_WHAT IS BEING ASKED_
Return the full listing exactly as it is written.

_PROVIDED ENTRIES_

══════════

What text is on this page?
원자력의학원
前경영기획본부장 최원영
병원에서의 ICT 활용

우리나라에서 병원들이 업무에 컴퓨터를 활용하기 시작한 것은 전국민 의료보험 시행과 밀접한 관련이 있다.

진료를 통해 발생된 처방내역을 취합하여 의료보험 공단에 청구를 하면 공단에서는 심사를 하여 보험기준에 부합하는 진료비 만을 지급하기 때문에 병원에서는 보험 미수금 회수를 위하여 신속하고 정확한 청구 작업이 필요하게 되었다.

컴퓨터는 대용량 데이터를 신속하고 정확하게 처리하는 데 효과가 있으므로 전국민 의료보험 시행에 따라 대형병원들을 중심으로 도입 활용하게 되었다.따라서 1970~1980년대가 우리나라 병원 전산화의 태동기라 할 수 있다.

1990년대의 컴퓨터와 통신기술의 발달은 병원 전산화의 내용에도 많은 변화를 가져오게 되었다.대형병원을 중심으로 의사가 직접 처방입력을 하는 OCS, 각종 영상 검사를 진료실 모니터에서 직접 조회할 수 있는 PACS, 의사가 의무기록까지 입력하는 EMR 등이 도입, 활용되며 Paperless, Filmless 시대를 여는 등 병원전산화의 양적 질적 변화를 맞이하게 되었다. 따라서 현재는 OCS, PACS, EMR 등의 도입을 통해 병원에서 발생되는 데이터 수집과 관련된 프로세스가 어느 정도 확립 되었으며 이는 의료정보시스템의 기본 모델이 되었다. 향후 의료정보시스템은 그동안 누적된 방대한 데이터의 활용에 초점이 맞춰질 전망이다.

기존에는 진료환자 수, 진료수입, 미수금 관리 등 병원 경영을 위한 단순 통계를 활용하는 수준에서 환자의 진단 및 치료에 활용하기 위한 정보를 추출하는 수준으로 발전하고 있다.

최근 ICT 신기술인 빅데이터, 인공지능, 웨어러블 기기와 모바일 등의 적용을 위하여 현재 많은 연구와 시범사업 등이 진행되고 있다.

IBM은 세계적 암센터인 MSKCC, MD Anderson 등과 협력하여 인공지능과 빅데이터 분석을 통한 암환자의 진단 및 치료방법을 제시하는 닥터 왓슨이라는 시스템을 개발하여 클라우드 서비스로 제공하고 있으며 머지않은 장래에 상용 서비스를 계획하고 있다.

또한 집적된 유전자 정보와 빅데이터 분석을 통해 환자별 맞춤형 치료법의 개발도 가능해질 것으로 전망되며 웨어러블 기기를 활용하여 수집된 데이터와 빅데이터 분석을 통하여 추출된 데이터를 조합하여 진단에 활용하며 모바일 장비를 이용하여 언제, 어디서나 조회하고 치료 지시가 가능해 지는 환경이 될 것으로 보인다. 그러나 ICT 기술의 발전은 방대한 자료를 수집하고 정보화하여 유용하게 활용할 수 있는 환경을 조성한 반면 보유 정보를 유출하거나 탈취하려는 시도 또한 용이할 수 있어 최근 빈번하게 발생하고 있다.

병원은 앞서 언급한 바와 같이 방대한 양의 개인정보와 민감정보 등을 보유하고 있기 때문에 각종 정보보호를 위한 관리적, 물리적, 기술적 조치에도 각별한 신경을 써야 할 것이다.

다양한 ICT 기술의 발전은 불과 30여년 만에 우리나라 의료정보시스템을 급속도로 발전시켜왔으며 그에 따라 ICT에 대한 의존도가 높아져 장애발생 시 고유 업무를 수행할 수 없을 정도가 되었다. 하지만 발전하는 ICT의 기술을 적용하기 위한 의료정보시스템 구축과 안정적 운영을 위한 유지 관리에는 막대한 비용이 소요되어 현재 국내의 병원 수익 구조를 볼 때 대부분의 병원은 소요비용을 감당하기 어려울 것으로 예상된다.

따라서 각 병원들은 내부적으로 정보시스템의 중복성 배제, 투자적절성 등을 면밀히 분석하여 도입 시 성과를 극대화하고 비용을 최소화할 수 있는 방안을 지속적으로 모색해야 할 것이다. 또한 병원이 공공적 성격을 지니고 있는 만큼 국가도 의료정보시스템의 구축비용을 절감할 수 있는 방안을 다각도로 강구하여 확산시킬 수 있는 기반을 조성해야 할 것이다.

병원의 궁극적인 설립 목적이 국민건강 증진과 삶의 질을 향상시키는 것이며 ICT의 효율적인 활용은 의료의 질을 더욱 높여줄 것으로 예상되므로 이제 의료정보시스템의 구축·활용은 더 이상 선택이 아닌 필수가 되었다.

══════════

_TASK ANSWER_
What text is on this page?
원자력의학원
前경영기획본부장 최원영
병원에서의 ICT 활용

우리나라에서 병원들이 업무에 컴퓨터를 활용하기 시작한 것은 전국민 의료보험 시행과 밀접한 관련이 있다.

진료를 통해 발생된 처방내역을 취합하여 의료보험 공단에 청구를 하면 공단에서는 심사를 하여 보험기준에 부합하는 진료비 만을 지급하기 때문에 병원에서는 보험 미수금 회수를 위하여 신속하고 정확한 청구 작업이 필요하게 되었다.

컴퓨터는 대용량 데이터를 신속하고 정확하게 처리하는 데 효과가 있으므로 전국민 의료보험 시행에 따라 대형병원들을 중심으로 도입 활용하게 되었다.따라서 1970~1980년대가 우리나라 병원 전산화의 태동기라 할 수 있다.

1990년대의 컴퓨터와 통신기술의 발달은 병원 전산화의 내용에도 많은 변화를 가져오게 되었다.대형병원을 중심으로 의사가 직접 처방입력을 하는 OCS, 각종 영상 검사를 진료실 모니터에서 직접 조회할 수 있는 PACS, 의사가 의무기록까지 입력하는 EMR 등이 도입, 활용되며 Paperless, Filmless 시대를 여는 등 병원전산화의 양적 질적 변화를 맞이하게 되었다. 따라서 현재는 OCS, PACS, EMR 등의 도입을 통해 병원에서 발생되는 데이터 수집과 관련된 프로세스가 어느 정도 확립 되었으며 이는 의료정보시스템의 기본 모델이 되었다. 향후 의료정보시스템은 그동안 누적된 방대한 데이터의 활용에 초점이 맞춰질 전망이다.

기존에는 진료환자 수, 진료수입, 미수금 관리 등 병원 경영을 위한 단순 통계를 활용하는 수준에서 환자의 진단 및 치료에 활용하기 위한 정보를 추출하는 수준으로 발전하고 있다.

최근 ICT 신기술인 빅데이터, 인공지능, 웨어러블 기기와 모바일 등의 적용을 위하여 현재 많은 연구와 시범사업 등이 진행되고 있다.

IBM은 세계적 암센터인 MSKCC, MD Anderson 등과 협력하여 인공지능과 빅데이터 분석을 통한 암환자의 진단 및 치료방법을 제시하는 닥터 왓슨이라는 시스템을 개발하여 클라우드 서비스로 제공하고 있으며 머지않은 장래에 상용 서비스를 계획하고 있다.

또한 집적된 유전자 정보와 빅데이터 분석을 통해 환자별 맞춤형 치료법의 개발도 가능해질 것으로 전망되며 웨어러블 기기를 활용하여 수집된 데이터와 빅데이터 분석을 통하여 추출된 데이터를 조합하여 진단에 활용하며 모바일 장비를 이용하여 언제, 어디서나 조회하고 치료 지시가 가능해 지는 환경이 될 것으로 보인다. 그러나 ICT 기술의 발전은 방대한 자료를 수집하고 정보화하여 유용하게 활용할 수 있는 환경을 조성한 반면 보유 정보를 유출하거나 탈취하려는 시도 또한 용이할 수 있어 최근 빈번하게 발생하고 있다.

병원은 앞서 언급한 바와 같이 방대한 양의 개인정보와 민감정보 등을 보유하고 있기 때문에 각종 정보보호를 위한 관리적, 물리적, 기술적 조치에도 각별한 신경을 써야 할 것이다.

다양한 ICT 기술의 발전은 불과 30여년 만에 우리나라 의료정보시스템을 급속도로 발전시켜왔으며 그에 따라 ICT에 대한 의존도가 높아져 장애발생 시 고유 업무를 수행할 수 없을 정도가 되었다. 하지만 발전하는 ICT의 기술을 적용하기 위한 의료정보시스템 구축과 안정적 운영을 위한 유지 관리에는 막대한 비용이 소요되어 현재 국내의 병원 수익 구조를 볼 때 대부분의 병원은 소요비용을 감당하기 어려울 것으로 예상된다.

따라서 각 병원들은 내부적으로 정보시스템의 중복성 배제, 투자적절성 등을 면밀히 분석하여 도입 시 성과를 극대화하고 비용을 최소화할 수 있는 방안을 지속적으로 모색해야 할 것이다. 또한 병원이 공공적 성격을 지니고 있는 만큼 국가도 의료정보시스템의 구축비용을 절감할 수 있는 방안을 다각도로 강구하여 확산시킬 수 있는 기반을 조성해야 할 것이다.

병원의 궁극적인 설립 목적이 국민건강 증진과 삶의 질을 향상시키는 것이며 ICT의 효율적인 활용은 의료의 질을 더욱 높여줄 것으로 예상되므로 이제 의료정보시스템의 구축·활용은 더 이상 선택이 아닌 필수가 되었다.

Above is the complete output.